### Data for this task

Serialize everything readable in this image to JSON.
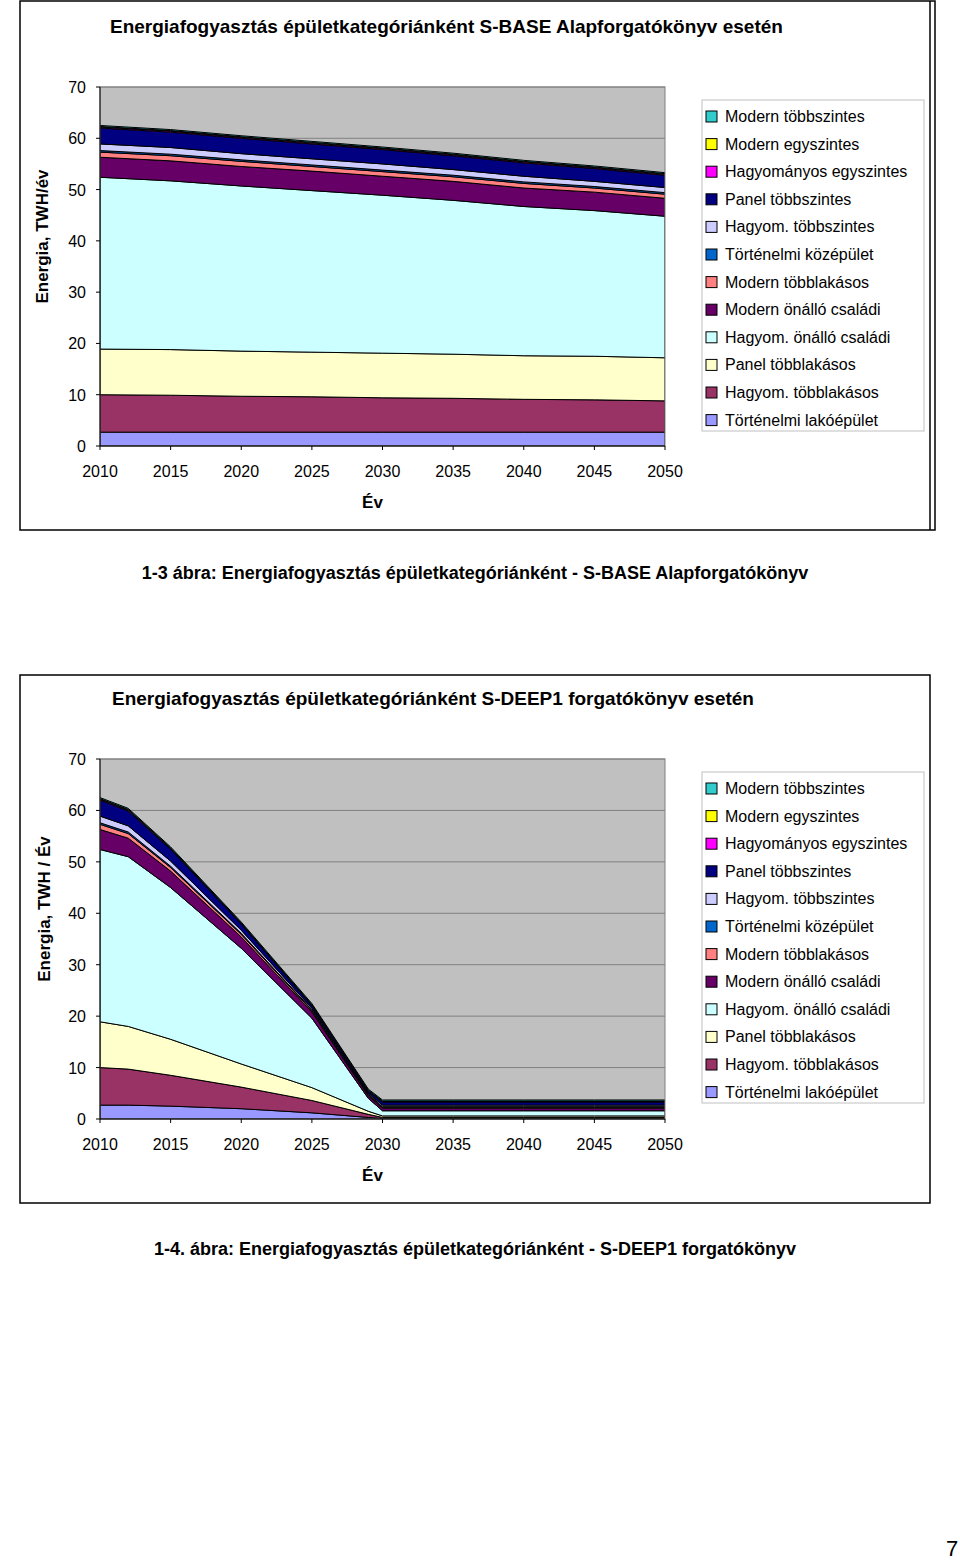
{
  "chart_data": [
    {
      "type": "area",
      "stacked": true,
      "grid": true,
      "legend": "right",
      "title": "Energiafogyasztás épületkategóriánként S-BASE Alapforgatókönyv esetén",
      "x_label": "Év",
      "y_label": "Energia, TWH/év",
      "x": [
        2010,
        2015,
        2020,
        2025,
        2030,
        2035,
        2040,
        2045,
        2050
      ],
      "xlim": [
        2010,
        2050
      ],
      "xticks": [
        2010,
        2015,
        2020,
        2025,
        2030,
        2035,
        2040,
        2045,
        2050
      ],
      "ylim": [
        0,
        70
      ],
      "yticks": [
        0,
        10,
        20,
        30,
        40,
        50,
        60,
        70
      ],
      "series": [
        {
          "name": "Modern többszintes",
          "color": "#33cccc",
          "values": [
            0.2,
            0.2,
            0.2,
            0.2,
            0.2,
            0.2,
            0.2,
            0.2,
            0.2
          ]
        },
        {
          "name": "Modern egyszintes",
          "color": "#ffff00",
          "values": [
            0.1,
            0.1,
            0.1,
            0.1,
            0.1,
            0.1,
            0.1,
            0.1,
            0.1
          ]
        },
        {
          "name": "Hagyományos egyszintes",
          "color": "#ff00ff",
          "values": [
            0.2,
            0.2,
            0.2,
            0.2,
            0.2,
            0.2,
            0.2,
            0.2,
            0.2
          ]
        },
        {
          "name": "Panel többszintes",
          "color": "#000080",
          "values": [
            3.1,
            3.0,
            3.0,
            2.9,
            2.8,
            2.7,
            2.6,
            2.5,
            2.4
          ]
        },
        {
          "name": "Hagyom. többszintes",
          "color": "#ccccff",
          "values": [
            1.3,
            1.3,
            1.2,
            1.2,
            1.2,
            1.1,
            1.1,
            1.0,
            1.0
          ]
        },
        {
          "name": "Történelmi középület",
          "color": "#0066cc",
          "values": [
            0.3,
            0.3,
            0.3,
            0.3,
            0.3,
            0.3,
            0.3,
            0.3,
            0.3
          ]
        },
        {
          "name": "Modern többlakásos",
          "color": "#ff8080",
          "values": [
            1.0,
            1.0,
            1.0,
            0.9,
            0.9,
            0.9,
            0.9,
            0.8,
            0.8
          ]
        },
        {
          "name": "Modern önálló családi",
          "color": "#660066",
          "values": [
            3.9,
            3.9,
            3.8,
            3.8,
            3.7,
            3.7,
            3.6,
            3.6,
            3.5
          ]
        },
        {
          "name": "Hagyom. önálló családi",
          "color": "#ccffff",
          "values": [
            33.5,
            32.9,
            32.2,
            31.5,
            30.8,
            30.0,
            29.1,
            28.4,
            27.6
          ]
        },
        {
          "name": "Panel többlakásos",
          "color": "#ffffcc",
          "values": [
            8.9,
            8.9,
            8.8,
            8.7,
            8.7,
            8.6,
            8.5,
            8.5,
            8.4
          ]
        },
        {
          "name": "Hagyom. többlakásos",
          "color": "#993366",
          "values": [
            7.3,
            7.2,
            7.0,
            6.9,
            6.7,
            6.6,
            6.4,
            6.3,
            6.1
          ]
        },
        {
          "name": "Történelmi lakóépület",
          "color": "#9999ff",
          "values": [
            2.7,
            2.7,
            2.7,
            2.7,
            2.7,
            2.7,
            2.7,
            2.7,
            2.7
          ]
        }
      ]
    },
    {
      "type": "area",
      "stacked": true,
      "grid": true,
      "legend": "right",
      "title": "Energiafogyasztás épületkategóriánként  S-DEEP1 forgatókönyv esetén",
      "x_label": "Év",
      "y_label": "Energia, TWH / Év",
      "x": [
        2010,
        2012,
        2015,
        2020,
        2025,
        2029,
        2030,
        2035,
        2040,
        2045,
        2050
      ],
      "xlim": [
        2010,
        2050
      ],
      "xticks": [
        2010,
        2015,
        2020,
        2025,
        2030,
        2035,
        2040,
        2045,
        2050
      ],
      "ylim": [
        0,
        70
      ],
      "yticks": [
        0,
        10,
        20,
        30,
        40,
        50,
        60,
        70
      ],
      "series": [
        {
          "name": "Modern többszintes",
          "color": "#33cccc",
          "values": [
            0.2,
            0.2,
            0.2,
            0.2,
            0.2,
            0.2,
            0.2,
            0.2,
            0.2,
            0.2,
            0.2
          ]
        },
        {
          "name": "Modern egyszintes",
          "color": "#ffff00",
          "values": [
            0.1,
            0.1,
            0.1,
            0.1,
            0.1,
            0.1,
            0.1,
            0.1,
            0.1,
            0.1,
            0.1
          ]
        },
        {
          "name": "Hagyományos egyszintes",
          "color": "#ff00ff",
          "values": [
            0.2,
            0.2,
            0.15,
            0.1,
            0.1,
            0.1,
            0.1,
            0.1,
            0.1,
            0.1,
            0.1
          ]
        },
        {
          "name": "Panel többszintes",
          "color": "#000080",
          "values": [
            3.1,
            2.9,
            2.3,
            1.2,
            0.5,
            0.4,
            0.6,
            0.6,
            0.6,
            0.6,
            0.6
          ]
        },
        {
          "name": "Hagyom. többszintes",
          "color": "#ccccff",
          "values": [
            1.3,
            1.2,
            1.0,
            0.6,
            0.3,
            0.2,
            0.3,
            0.3,
            0.3,
            0.3,
            0.3
          ]
        },
        {
          "name": "Történelmi középület",
          "color": "#0066cc",
          "values": [
            0.3,
            0.3,
            0.25,
            0.2,
            0.15,
            0.1,
            0.1,
            0.1,
            0.1,
            0.1,
            0.1
          ]
        },
        {
          "name": "Modern többlakásos",
          "color": "#ff8080",
          "values": [
            1.0,
            0.9,
            0.7,
            0.5,
            0.3,
            0.2,
            0.2,
            0.2,
            0.2,
            0.2,
            0.2
          ]
        },
        {
          "name": "Modern önálló családi",
          "color": "#660066",
          "values": [
            3.9,
            3.6,
            3.2,
            2.2,
            1.2,
            0.5,
            0.5,
            0.5,
            0.5,
            0.5,
            0.5
          ]
        },
        {
          "name": "Hagyom. önálló családi",
          "color": "#ccffff",
          "values": [
            33.5,
            33.0,
            29.5,
            22.5,
            13.5,
            2.5,
            1.0,
            1.0,
            1.0,
            1.0,
            1.0
          ]
        },
        {
          "name": "Panel többlakásos",
          "color": "#ffffcc",
          "values": [
            8.9,
            8.3,
            7.0,
            4.5,
            2.5,
            0.6,
            0.3,
            0.3,
            0.3,
            0.3,
            0.3
          ]
        },
        {
          "name": "Hagyom. többlakásos",
          "color": "#993366",
          "values": [
            7.3,
            7.0,
            6.0,
            4.2,
            2.4,
            0.6,
            0.2,
            0.2,
            0.2,
            0.2,
            0.2
          ]
        },
        {
          "name": "Történelmi lakóépület",
          "color": "#9999ff",
          "values": [
            2.7,
            2.7,
            2.5,
            2.0,
            1.2,
            0.3,
            0.1,
            0.1,
            0.1,
            0.1,
            0.1
          ]
        }
      ]
    }
  ],
  "captions": [
    "1-3 ábra: Energiafogyasztás épületkategóriánként - S-BASE Alapforgatókönyv",
    "1-4. ábra: Energiafogyasztás épületkategóriánként - S-DEEP1 forgatókönyv"
  ],
  "page_number": "7"
}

### Given request
Going through the entries above line by line, work out how many lines include the word "Alapforgatókönyv". Only the number is required.

### In response
2